### PROBLEM TO SOLVE
Please output the lines shown below exactly as they appear.

### RECORDS TO PROCESS
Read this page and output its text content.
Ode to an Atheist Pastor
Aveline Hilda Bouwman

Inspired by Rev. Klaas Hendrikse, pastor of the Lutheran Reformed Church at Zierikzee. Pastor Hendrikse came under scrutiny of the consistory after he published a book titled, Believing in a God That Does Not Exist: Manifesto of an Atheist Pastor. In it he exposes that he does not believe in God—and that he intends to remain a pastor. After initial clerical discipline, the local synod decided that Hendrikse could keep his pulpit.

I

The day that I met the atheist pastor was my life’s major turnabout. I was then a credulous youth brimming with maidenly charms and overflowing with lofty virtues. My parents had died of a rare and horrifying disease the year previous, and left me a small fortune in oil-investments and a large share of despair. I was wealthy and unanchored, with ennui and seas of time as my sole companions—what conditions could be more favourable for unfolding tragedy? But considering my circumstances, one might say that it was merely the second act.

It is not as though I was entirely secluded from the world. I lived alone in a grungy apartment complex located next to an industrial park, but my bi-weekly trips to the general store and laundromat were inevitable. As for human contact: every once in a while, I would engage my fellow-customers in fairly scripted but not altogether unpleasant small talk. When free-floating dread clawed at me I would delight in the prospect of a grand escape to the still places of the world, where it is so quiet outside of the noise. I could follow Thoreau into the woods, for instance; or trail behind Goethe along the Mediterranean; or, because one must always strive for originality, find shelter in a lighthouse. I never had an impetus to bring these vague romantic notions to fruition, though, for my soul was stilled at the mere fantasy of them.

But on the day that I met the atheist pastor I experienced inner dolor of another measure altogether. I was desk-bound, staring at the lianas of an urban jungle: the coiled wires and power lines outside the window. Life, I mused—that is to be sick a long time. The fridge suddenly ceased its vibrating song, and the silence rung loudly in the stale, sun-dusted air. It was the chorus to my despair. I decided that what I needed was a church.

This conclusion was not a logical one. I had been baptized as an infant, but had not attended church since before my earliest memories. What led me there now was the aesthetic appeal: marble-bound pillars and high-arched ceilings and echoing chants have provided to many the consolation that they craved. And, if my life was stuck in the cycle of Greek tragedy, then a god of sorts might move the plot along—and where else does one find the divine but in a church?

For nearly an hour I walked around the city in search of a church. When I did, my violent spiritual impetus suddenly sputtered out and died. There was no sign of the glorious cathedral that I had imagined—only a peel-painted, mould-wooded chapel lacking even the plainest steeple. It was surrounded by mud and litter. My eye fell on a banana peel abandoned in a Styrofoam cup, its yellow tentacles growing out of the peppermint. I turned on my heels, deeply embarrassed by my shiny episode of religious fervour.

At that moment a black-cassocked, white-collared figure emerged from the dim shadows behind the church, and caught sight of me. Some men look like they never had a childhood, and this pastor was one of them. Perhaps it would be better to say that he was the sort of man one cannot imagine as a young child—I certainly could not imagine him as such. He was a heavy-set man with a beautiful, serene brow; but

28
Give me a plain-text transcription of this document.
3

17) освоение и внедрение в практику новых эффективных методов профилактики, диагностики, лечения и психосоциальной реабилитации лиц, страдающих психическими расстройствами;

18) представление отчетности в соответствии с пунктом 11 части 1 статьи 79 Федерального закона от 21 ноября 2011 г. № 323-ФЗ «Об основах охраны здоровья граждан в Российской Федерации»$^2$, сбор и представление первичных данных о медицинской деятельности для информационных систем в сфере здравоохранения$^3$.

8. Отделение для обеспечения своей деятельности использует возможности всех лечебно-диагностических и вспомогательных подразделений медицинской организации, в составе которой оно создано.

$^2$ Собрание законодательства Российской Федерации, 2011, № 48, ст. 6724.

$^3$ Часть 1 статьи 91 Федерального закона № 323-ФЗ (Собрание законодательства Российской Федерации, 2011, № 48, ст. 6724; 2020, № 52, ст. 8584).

### RESULT OF THIS TASK
Read this page and output its text content.
Ode to an Atheist Pastor
Aveline Hilda Bouwman

Inspired by Rev. Klaas Hendrikse, pastor of the Lutheran Reformed Church at Zierikzee. Pastor Hendrikse came under scrutiny of the consistory after he published a book titled, Believing in a God That Does Not Exist: Manifesto of an Atheist Pastor. In it he exposes that he does not believe in God—and that he intends to remain a pastor. After initial clerical discipline, the local synod decided that Hendrikse could keep his pulpit.

I

The day that I met the atheist pastor was my life’s major turnabout. I was then a credulous youth brimming with maidenly charms and overflowing with lofty virtues. My parents had died of a rare and horrifying disease the year previous, and left me a small fortune in oil-investments and a large share of despair. I was wealthy and unanchored, with ennui and seas of time as my sole companions—what conditions could be more favourable for unfolding tragedy? But considering my circumstances, one might say that it was merely the second act.

It is not as though I was entirely secluded from the world. I lived alone in a grungy apartment complex located next to an industrial park, but my bi-weekly trips to the general store and laundromat were inevitable. As for human contact: every once in a while, I would engage my fellow-customers in fairly scripted but not altogether unpleasant small talk. When free-floating dread clawed at me I would delight in the prospect of a grand escape to the still places of the world, where it is so quiet outside of the noise. I could follow Thoreau into the woods, for instance; or trail behind Goethe along the Mediterranean; or, because one must always strive for originality, find shelter in a lighthouse. I never had an impetus to bring these vague romantic notions to fruition, though, for my soul was stilled at the mere fantasy of them.

But on the day that I met the atheist pastor I experienced inner dolor of another measure altogether. I was desk-bound, staring at the lianas of an urban jungle: the coiled wires and power lines outside the window. Life, I mused—that is to be sick a long time. The fridge suddenly ceased its vibrating song, and the silence rung loudly in the stale, sun-dusted air. It was the chorus to my despair. I decided that what I needed was a church.

This conclusion was not a logical one. I had been baptized as an infant, but had not attended church since before my earliest memories. What led me there now was the aesthetic appeal: marble-bound pillars and high-arched ceilings and echoing chants have provided to many the consolation that they craved. And, if my life was stuck in the cycle of Greek tragedy, then a god of sorts might move the plot along—and where else does one find the divine but in a church?

For nearly an hour I walked around the city in search of a church. When I did, my violent spiritual impetus suddenly sputtered out and died. There was no sign of the glorious cathedral that I had imagined—only a peel-painted, mould-wooded chapel lacking even the plainest steeple. It was surrounded by mud and litter. My eye fell on a banana peel abandoned in a Styrofoam cup, its yellow tentacles growing out of the peppermint. I turned on my heels, deeply embarrassed by my shiny episode of religious fervour.

At that moment a black-cassocked, white-collared figure emerged from the dim shadows behind the church, and caught sight of me. Some men look like they never had a childhood, and this pastor was one of them. Perhaps it would be better to say that he was the sort of man one cannot imagine as a young child—I certainly could not imagine him as such. He was a heavy-set man with a beautiful, serene brow; but

28
Give me a plain-text transcription of this document.
3

17) освоение и внедрение в практику новых эффективных методов профилактики, диагностики, лечения и психосоциальной реабилитации лиц, страдающих психическими расстройствами;

18) представление отчетности в соответствии с пунктом 11 части 1 статьи 79 Федерального закона от 21 ноября 2011 г. № 323-ФЗ «Об основах охраны здоровья граждан в Российской Федерации»$^2$, сбор и представление первичных данных о медицинской деятельности для информационных систем в сфере здравоохранения$^3$.

8. Отделение для обеспечения своей деятельности использует возможности всех лечебно-диагностических и вспомогательных подразделений медицинской организации, в составе которой оно создано.

$^2$ Собрание законодательства Российской Федерации, 2011, № 48, ст. 6724.

$^3$ Часть 1 статьи 91 Федерального закона № 323-ФЗ (Собрание законодательства Российской Федерации, 2011, № 48, ст. 6724; 2020, № 52, ст. 8584).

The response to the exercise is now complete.